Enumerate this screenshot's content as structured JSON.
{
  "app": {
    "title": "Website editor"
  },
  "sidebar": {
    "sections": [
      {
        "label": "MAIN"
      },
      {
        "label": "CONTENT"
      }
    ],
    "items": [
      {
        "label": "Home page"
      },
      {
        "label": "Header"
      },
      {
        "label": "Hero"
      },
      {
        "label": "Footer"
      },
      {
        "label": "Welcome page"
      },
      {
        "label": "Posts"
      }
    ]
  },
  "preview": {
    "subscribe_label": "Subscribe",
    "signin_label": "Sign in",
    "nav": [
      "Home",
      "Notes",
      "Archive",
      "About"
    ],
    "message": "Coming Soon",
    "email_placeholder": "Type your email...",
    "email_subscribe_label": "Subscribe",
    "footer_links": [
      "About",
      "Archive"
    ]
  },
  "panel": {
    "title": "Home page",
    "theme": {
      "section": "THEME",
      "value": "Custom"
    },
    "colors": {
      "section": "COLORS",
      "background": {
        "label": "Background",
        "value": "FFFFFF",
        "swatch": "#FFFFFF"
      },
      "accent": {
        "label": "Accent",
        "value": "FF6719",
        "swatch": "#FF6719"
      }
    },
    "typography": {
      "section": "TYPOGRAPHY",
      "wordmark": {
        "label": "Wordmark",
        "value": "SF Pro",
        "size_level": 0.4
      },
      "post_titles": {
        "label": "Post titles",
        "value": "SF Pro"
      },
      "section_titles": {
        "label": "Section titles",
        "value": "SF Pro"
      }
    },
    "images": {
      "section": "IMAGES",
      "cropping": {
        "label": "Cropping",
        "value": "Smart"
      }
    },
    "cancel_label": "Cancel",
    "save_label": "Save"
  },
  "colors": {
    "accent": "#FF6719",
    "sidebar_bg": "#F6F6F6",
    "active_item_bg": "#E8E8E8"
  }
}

• **Exercise objective**:
Please list every line of the records that contains "Home".

• **The output**:
        "label": "Home page"
      "Home",
    "title": "Home page",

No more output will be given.